**Objective 1:** Set down the listing lines verbatim, covering everything from the first line of the listing down to the line containing "- panel-a-xtick-label: 25: [1258, 516, 1296, 554]", both ends included.

**Selected passage:**
= = = =

Presidential Column

Bayes for Beginners: Probability and Likelihood

GallistelSome years ago, a postdoctoral fellow in my lab tried to publish a series of experiments with results that — to his surprise — supported a theoretically important but extremely counterintuitive null hypothesis. He got strong pushback from the reviewers. They said that all he had were insignificant results that could not be used to support his null hypothesis. I knew that Bayesian methods could provide support for null hypotheses, so I began to look into them. I ended up teaching a Bayesian-oriented graduate course in statistics and now use Bayesian methods in analyzing my own data.

When I look back on the formulation of the statistical inference problem I was taught and used for many years, I am astonished that I saw no problem with it: To test our own hypothesis, we test a different hypothesis — the null hypothesis. If it fails, we conclude that our hypothesis is correct — without testing it against the data and without formulating it with the same exactitude with which we formulated the hypothesis we did test (i.e., the null). Moreover, we understand a priori that the null hypothesis can never be accepted; the best it can do is not be rejected. (“You cannot prove the null.”) The realization of these absurdities made me a Bayesian.

There is a sense these days that Bayesian data analysis is a coming thing, so colleagues often consult me about it. In these consultations, I am struck by how much misunderstanding there is about basics. In searching for something to write about that would be of general interest, I settled on presenting the basics of Bayesian data analysis in what I hope is an accessible form.

Distinguishing Likelihood From Probability

The distinction between probability and likelihood is fundamentally important: Probability attaches to possible results; likelihood attaches to hypotheses. Explaining this distinction is the purpose of this first column.

Possible results are mutually exclusive and exhaustive. Suppose we ask a subject to predict the outcome of each of 10 tosses of a coin. There are only 11 possible results (0 to 10 correct predictions). The actual result will always be one and only one of the possible results. Thus, the probabilities that attach to the possible results must sum to 1.

= = = =

**Objective 2:** Can you reproduce the Bayes column from "GallistelSome years ago, a" down to "my own data.", changing "Bayesian methods" to "Bayesian techniques"?

(Stored entries)

= = = =

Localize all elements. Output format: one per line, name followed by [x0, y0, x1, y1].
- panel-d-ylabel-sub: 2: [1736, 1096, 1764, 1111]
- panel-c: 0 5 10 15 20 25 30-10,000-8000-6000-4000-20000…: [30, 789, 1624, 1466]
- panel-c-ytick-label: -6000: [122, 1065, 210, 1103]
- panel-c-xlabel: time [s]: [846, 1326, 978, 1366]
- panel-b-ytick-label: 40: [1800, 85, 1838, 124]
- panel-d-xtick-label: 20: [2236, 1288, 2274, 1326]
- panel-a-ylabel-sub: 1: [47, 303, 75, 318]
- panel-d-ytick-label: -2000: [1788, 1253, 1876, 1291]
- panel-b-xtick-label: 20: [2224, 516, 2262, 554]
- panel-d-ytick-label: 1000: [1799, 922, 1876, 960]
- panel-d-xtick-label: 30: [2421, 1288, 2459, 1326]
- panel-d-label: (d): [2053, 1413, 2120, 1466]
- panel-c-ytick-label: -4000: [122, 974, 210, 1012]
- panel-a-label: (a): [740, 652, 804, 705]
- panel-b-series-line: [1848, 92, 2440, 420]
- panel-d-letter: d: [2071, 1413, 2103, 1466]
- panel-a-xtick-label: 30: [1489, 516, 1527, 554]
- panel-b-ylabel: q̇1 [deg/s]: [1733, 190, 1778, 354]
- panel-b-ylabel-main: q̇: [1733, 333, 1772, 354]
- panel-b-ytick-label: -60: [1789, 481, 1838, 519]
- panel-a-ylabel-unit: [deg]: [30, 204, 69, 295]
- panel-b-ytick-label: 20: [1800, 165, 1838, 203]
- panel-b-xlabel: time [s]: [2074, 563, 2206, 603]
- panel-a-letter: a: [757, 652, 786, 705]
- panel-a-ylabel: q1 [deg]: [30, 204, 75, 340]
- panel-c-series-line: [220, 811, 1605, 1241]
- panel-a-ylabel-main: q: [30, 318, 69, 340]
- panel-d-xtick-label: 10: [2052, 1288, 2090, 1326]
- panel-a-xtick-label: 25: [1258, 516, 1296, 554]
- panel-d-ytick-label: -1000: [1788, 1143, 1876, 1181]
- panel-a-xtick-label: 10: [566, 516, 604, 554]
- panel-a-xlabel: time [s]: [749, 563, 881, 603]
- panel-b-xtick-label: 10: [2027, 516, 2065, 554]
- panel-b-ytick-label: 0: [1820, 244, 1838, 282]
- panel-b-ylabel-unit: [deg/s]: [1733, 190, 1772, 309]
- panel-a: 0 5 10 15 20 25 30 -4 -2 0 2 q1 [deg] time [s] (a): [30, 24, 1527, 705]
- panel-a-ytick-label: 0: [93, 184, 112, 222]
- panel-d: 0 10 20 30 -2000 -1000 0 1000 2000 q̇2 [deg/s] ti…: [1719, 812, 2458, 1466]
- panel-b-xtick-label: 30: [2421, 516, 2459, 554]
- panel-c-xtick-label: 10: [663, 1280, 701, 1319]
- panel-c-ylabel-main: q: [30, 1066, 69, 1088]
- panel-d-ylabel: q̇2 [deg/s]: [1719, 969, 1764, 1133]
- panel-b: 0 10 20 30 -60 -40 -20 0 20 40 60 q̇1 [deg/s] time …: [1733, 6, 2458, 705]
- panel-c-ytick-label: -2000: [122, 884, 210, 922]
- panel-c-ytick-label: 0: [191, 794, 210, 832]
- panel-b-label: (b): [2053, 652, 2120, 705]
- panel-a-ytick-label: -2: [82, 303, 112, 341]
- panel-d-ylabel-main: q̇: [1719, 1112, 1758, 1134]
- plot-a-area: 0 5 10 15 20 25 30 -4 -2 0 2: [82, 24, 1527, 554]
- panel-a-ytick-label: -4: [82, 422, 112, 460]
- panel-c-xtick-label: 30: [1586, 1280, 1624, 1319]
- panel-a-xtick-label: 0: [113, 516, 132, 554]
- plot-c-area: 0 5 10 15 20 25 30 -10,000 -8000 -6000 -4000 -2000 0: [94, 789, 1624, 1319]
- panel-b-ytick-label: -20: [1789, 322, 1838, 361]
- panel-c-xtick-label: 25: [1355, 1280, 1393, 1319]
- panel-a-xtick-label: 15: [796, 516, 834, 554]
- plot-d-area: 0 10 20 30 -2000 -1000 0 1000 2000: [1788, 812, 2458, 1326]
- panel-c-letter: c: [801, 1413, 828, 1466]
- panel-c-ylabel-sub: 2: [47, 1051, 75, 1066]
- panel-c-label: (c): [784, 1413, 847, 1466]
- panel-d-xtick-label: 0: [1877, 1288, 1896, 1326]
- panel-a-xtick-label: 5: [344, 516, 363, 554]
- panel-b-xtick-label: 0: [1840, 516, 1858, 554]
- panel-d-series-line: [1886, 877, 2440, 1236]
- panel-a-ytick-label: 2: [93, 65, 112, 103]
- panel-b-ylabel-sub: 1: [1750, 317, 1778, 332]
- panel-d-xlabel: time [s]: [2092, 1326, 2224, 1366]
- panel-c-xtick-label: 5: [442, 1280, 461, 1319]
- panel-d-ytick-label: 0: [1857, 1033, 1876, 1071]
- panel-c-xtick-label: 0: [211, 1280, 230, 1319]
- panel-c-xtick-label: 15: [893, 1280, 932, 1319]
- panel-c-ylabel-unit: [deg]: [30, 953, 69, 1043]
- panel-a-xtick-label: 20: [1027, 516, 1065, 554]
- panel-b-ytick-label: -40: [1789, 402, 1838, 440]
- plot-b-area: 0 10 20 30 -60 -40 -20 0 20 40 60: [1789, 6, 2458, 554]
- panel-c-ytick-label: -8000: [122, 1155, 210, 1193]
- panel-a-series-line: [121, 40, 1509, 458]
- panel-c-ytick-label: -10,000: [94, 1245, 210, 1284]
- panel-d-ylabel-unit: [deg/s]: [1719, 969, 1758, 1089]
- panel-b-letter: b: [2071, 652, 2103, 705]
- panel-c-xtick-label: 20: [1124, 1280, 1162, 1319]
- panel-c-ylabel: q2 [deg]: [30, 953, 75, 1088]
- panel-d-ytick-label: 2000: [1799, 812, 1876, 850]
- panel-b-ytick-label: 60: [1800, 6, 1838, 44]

= = = =

**Full answer 1:**
Localize all elements. Output format: one per line, name followed by [x0, y0, x1, y1].
- panel-d-ylabel-sub: 2: [1736, 1096, 1764, 1111]
- panel-c: 0 5 10 15 20 25 30-10,000-8000-6000-4000-20000…: [30, 789, 1624, 1466]
- panel-c-ytick-label: -6000: [122, 1065, 210, 1103]
- panel-c-xlabel: time [s]: [846, 1326, 978, 1366]
- panel-b-ytick-label: 40: [1800, 85, 1838, 124]
- panel-d-xtick-label: 20: [2236, 1288, 2274, 1326]
- panel-a-ylabel-sub: 1: [47, 303, 75, 318]
- panel-d-ytick-label: -2000: [1788, 1253, 1876, 1291]
- panel-b-xtick-label: 20: [2224, 516, 2262, 554]
- panel-d-ytick-label: 1000: [1799, 922, 1876, 960]
- panel-d-xtick-label: 30: [2421, 1288, 2459, 1326]
- panel-d-label: (d): [2053, 1413, 2120, 1466]
- panel-c-ytick-label: -4000: [122, 974, 210, 1012]
- panel-a-label: (a): [740, 652, 804, 705]
- panel-b-series-line: [1848, 92, 2440, 420]
- panel-d-letter: d: [2071, 1413, 2103, 1466]
- panel-a-xtick-label: 30: [1489, 516, 1527, 554]
- panel-b-ylabel: q̇1 [deg/s]: [1733, 190, 1778, 354]
- panel-b-ylabel-main: q̇: [1733, 333, 1772, 354]
- panel-b-ytick-label: -60: [1789, 481, 1838, 519]
- panel-a-ylabel-unit: [deg]: [30, 204, 69, 295]
- panel-b-ytick-label: 20: [1800, 165, 1838, 203]
- panel-b-xlabel: time [s]: [2074, 563, 2206, 603]
- panel-a-letter: a: [757, 652, 786, 705]
- panel-a-ylabel: q1 [deg]: [30, 204, 75, 340]
- panel-c-series-line: [220, 811, 1605, 1241]
- panel-a-ylabel-main: q: [30, 318, 69, 340]
- panel-d-xtick-label: 10: [2052, 1288, 2090, 1326]
- panel-a-xtick-label: 25: [1258, 516, 1296, 554]

**Full answer 2:**
GallistelSome years ago, a postdoctoral fellow in my lab tried to publish a series of experiments with results that — to his surprise — supported a theoretically important but extremely counterintuitive null hypothesis. He got strong pushback from the reviewers. They said that all he had were insignificant results that could not be used to support his null hypothesis. I knew that Bayesian techniques could provide support for null hypotheses, so I began to look into them. I ended up teaching a Bayesian-oriented graduate course in statistics and now use Bayesian techniques in analyzing my own data.